▶ **EXERCISE OBJECTIVE**: Determine how many lines of the data below contain "ИНВЕСТИРУЙ", then give only that number.
>> start
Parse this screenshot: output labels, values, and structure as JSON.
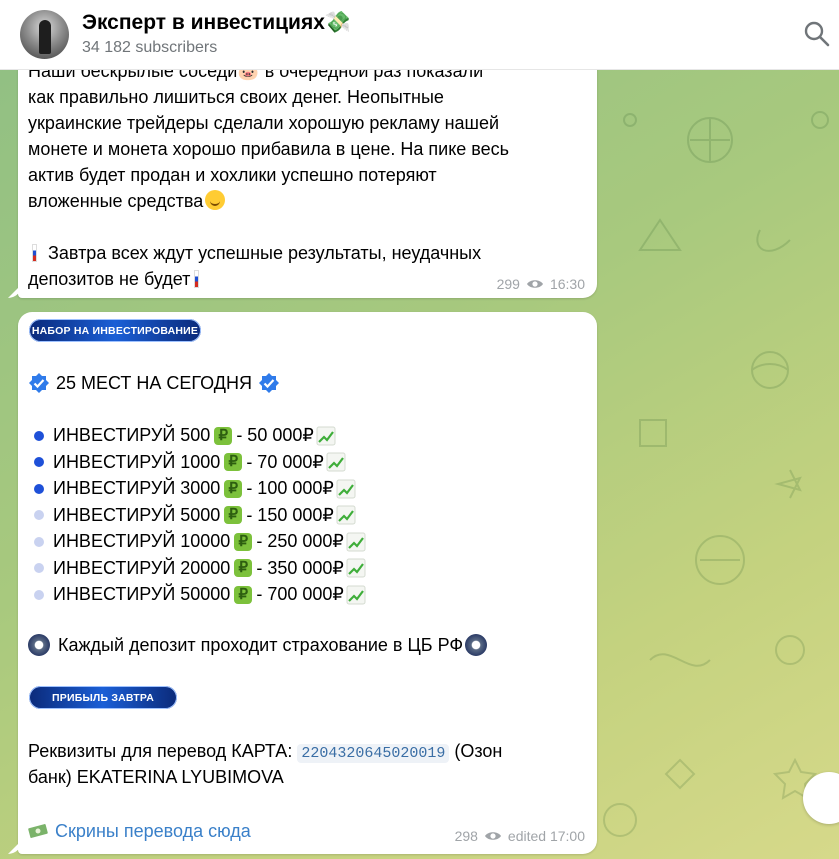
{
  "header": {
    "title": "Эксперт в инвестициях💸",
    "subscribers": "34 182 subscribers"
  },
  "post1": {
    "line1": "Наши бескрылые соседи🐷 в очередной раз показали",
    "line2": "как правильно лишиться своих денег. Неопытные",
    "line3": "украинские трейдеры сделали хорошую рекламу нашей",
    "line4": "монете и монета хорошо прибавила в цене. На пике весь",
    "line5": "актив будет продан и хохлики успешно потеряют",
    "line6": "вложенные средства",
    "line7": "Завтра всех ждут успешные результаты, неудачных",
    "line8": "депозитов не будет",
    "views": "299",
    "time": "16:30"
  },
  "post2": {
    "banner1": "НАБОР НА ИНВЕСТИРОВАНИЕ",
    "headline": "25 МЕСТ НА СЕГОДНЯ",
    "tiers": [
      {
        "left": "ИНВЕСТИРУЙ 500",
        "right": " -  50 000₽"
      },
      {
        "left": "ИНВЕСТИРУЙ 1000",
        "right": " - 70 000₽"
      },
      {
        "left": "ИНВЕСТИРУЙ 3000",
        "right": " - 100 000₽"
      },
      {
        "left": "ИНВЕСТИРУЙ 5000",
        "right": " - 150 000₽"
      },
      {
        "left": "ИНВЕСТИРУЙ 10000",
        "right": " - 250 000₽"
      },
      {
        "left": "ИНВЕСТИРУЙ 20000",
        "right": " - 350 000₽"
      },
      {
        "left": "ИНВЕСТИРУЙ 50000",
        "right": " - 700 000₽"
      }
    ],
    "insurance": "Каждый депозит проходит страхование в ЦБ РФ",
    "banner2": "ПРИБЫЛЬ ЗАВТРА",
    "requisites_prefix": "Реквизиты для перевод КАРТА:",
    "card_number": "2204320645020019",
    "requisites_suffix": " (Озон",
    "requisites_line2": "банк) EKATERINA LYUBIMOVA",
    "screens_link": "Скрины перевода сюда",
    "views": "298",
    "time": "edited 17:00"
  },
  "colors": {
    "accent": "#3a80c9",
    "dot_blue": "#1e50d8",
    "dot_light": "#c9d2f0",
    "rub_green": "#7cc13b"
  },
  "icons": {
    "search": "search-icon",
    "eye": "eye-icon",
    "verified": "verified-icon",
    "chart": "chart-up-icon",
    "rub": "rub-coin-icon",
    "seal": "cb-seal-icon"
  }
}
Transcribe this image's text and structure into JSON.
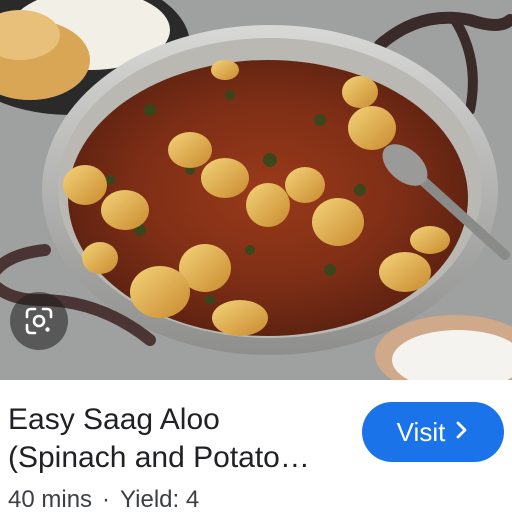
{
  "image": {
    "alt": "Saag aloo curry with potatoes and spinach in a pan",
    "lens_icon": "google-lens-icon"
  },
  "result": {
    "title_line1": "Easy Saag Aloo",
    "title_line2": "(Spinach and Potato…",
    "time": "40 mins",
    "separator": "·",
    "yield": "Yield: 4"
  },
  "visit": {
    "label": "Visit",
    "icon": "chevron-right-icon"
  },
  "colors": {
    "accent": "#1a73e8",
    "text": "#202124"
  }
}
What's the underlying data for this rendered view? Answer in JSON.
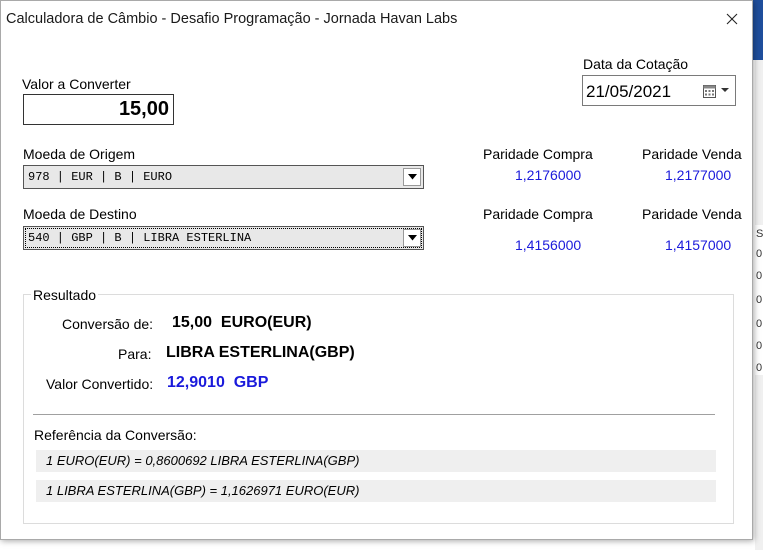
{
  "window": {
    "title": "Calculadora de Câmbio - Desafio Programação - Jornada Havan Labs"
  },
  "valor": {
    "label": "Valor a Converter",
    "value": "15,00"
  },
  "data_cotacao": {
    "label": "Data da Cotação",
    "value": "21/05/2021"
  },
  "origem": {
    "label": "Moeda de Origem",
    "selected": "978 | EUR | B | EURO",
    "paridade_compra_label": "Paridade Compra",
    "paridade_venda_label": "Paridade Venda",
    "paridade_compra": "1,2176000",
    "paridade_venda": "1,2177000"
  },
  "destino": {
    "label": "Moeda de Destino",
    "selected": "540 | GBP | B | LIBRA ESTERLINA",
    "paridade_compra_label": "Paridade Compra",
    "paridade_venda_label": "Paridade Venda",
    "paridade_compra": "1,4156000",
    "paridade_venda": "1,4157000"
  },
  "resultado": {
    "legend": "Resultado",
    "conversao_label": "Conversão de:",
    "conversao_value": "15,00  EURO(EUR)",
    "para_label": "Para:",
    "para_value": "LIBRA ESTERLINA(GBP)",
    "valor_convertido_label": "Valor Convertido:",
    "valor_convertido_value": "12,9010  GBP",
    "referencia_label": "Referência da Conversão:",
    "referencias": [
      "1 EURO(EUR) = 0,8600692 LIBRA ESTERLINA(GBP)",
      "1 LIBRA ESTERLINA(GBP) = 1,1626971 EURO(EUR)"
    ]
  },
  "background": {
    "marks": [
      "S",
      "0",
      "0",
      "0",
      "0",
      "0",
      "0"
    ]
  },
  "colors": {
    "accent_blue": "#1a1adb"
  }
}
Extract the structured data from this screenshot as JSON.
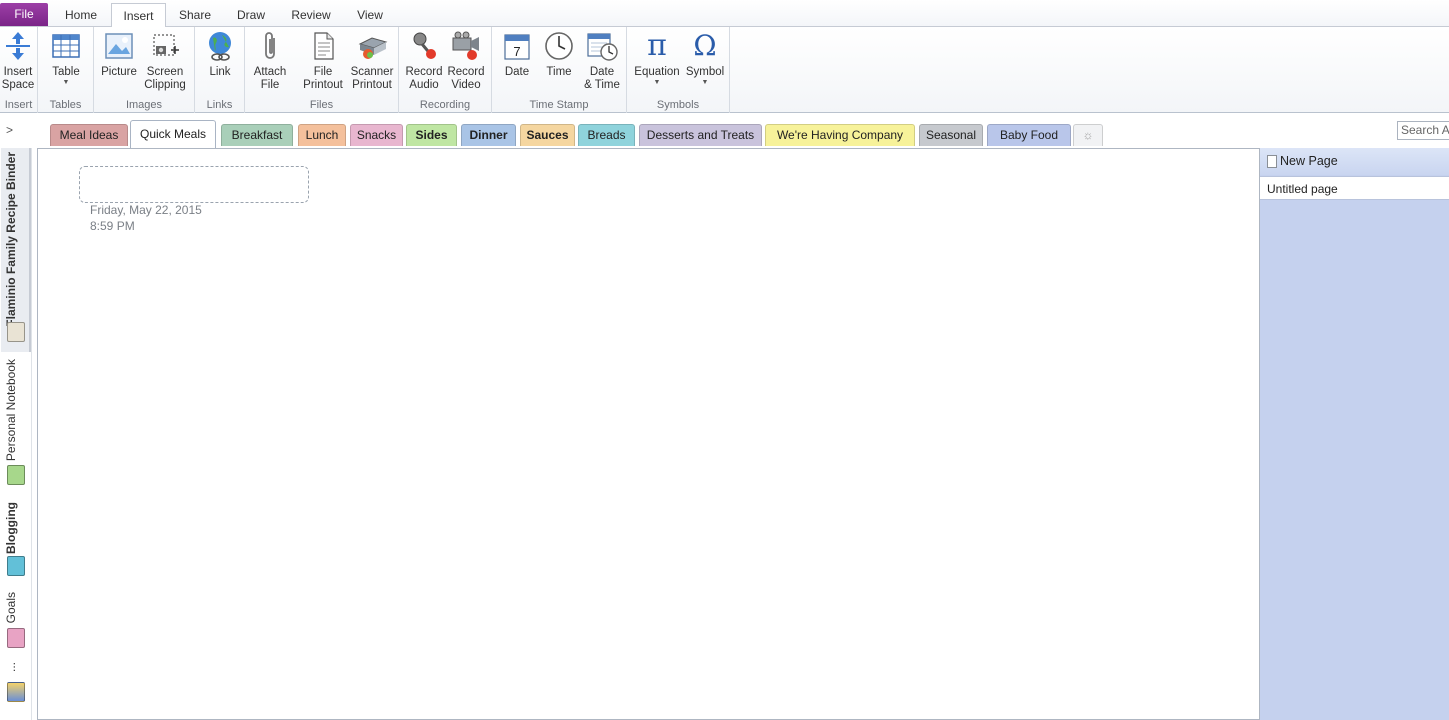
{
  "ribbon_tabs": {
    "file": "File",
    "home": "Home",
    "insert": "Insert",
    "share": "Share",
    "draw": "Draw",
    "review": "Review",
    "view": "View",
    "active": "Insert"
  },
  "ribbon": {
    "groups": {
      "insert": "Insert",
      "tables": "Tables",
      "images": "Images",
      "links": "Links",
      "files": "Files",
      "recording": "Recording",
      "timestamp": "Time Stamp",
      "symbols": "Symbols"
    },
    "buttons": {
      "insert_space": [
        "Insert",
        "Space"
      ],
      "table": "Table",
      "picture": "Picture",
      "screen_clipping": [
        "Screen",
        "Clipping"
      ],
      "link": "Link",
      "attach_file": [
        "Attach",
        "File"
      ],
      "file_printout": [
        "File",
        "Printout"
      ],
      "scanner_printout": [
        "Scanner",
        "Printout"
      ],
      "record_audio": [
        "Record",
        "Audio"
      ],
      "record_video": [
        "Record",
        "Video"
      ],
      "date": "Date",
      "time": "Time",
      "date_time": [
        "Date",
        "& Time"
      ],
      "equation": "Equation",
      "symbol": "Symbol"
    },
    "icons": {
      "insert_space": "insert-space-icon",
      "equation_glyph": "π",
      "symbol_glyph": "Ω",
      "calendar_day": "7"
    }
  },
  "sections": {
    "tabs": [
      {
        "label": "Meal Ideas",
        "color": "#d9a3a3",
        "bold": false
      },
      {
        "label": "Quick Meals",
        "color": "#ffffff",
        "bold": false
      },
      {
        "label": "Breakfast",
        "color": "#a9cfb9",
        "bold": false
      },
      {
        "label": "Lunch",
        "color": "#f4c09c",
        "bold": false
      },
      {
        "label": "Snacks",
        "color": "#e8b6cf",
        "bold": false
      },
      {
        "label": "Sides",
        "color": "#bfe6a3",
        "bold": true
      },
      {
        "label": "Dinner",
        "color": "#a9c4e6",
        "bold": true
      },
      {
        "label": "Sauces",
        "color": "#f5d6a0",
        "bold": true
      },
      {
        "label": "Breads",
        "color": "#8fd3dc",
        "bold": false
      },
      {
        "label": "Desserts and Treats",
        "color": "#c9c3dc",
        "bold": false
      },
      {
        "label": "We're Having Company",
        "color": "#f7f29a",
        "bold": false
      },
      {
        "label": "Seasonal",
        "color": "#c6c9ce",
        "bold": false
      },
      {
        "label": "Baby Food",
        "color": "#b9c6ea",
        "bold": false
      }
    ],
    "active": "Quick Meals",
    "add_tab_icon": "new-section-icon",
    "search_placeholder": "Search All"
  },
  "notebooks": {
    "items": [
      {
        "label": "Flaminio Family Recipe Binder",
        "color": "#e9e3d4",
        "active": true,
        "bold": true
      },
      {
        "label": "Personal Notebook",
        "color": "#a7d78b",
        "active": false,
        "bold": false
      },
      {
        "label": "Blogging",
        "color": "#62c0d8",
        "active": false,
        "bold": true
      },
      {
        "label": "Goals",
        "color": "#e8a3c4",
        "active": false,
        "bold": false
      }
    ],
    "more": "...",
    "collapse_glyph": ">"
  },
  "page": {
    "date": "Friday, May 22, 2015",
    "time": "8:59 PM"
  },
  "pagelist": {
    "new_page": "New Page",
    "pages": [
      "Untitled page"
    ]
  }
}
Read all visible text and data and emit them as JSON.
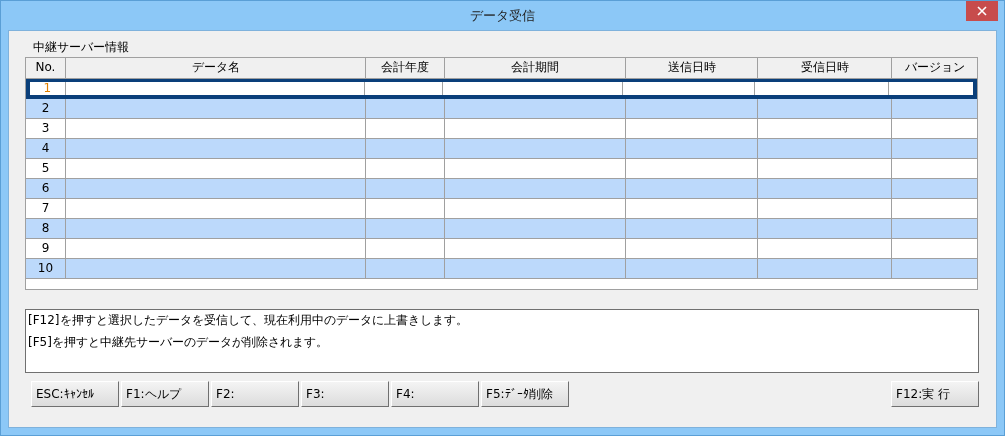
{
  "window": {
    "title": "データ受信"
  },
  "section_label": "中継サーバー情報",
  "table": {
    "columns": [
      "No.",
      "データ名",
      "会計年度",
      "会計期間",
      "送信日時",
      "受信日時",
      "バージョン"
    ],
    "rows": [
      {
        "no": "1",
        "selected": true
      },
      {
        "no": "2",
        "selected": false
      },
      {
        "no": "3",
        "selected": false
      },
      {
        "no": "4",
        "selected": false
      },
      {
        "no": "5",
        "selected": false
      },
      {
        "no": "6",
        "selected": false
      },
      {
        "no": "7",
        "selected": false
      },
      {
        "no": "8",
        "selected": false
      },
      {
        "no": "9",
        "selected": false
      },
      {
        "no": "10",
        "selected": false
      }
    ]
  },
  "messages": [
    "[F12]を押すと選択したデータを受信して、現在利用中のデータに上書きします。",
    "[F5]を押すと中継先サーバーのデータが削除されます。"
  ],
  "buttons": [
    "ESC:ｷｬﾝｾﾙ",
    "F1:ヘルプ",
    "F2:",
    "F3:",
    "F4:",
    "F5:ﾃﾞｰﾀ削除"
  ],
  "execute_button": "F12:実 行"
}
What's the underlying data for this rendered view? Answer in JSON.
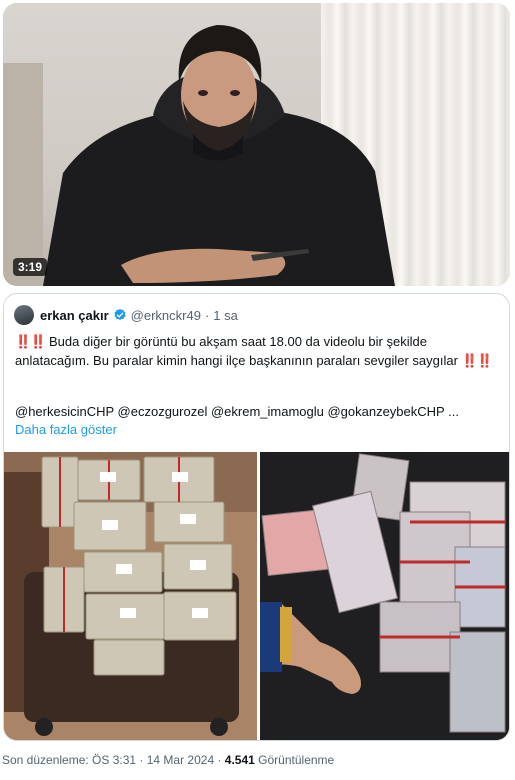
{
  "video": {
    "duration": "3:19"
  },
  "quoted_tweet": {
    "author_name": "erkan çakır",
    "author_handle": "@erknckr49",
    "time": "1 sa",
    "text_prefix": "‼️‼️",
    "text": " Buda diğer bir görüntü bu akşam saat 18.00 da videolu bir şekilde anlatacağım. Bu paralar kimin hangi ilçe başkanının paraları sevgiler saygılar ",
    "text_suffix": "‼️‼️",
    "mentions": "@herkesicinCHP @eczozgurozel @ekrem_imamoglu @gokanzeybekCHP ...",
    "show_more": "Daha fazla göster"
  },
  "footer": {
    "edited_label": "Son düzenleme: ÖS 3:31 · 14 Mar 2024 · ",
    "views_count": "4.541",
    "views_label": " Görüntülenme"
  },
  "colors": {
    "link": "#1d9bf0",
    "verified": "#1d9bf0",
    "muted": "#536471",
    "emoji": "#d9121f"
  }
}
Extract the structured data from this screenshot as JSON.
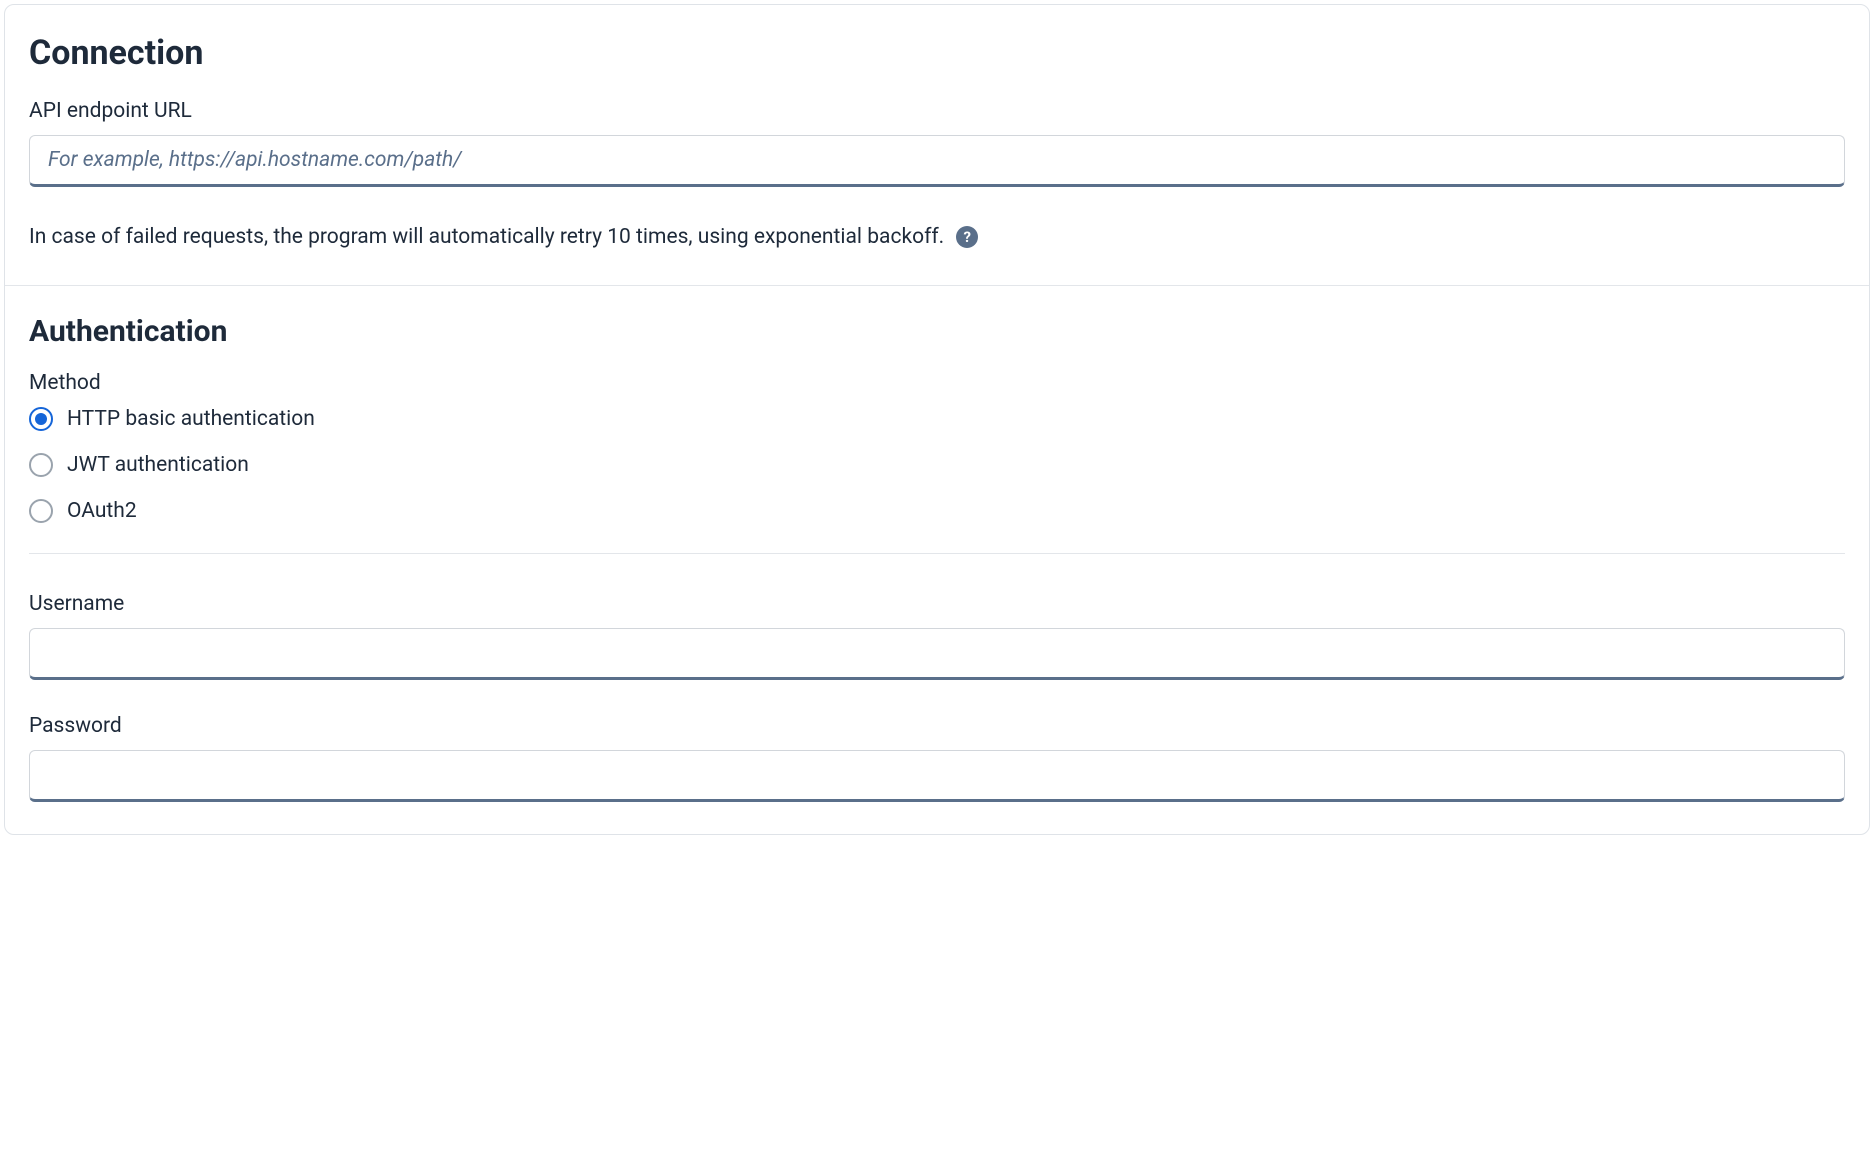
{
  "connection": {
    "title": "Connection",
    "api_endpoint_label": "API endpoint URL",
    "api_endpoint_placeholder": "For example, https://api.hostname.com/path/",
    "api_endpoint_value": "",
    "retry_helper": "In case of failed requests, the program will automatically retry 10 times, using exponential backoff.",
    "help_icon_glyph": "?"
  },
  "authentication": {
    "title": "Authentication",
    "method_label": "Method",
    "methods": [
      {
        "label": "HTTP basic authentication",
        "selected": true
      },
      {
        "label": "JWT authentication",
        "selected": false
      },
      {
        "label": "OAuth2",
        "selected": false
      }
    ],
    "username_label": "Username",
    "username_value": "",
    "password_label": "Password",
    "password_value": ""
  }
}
>> end
▶ **EXERCISE ANSWER**: 7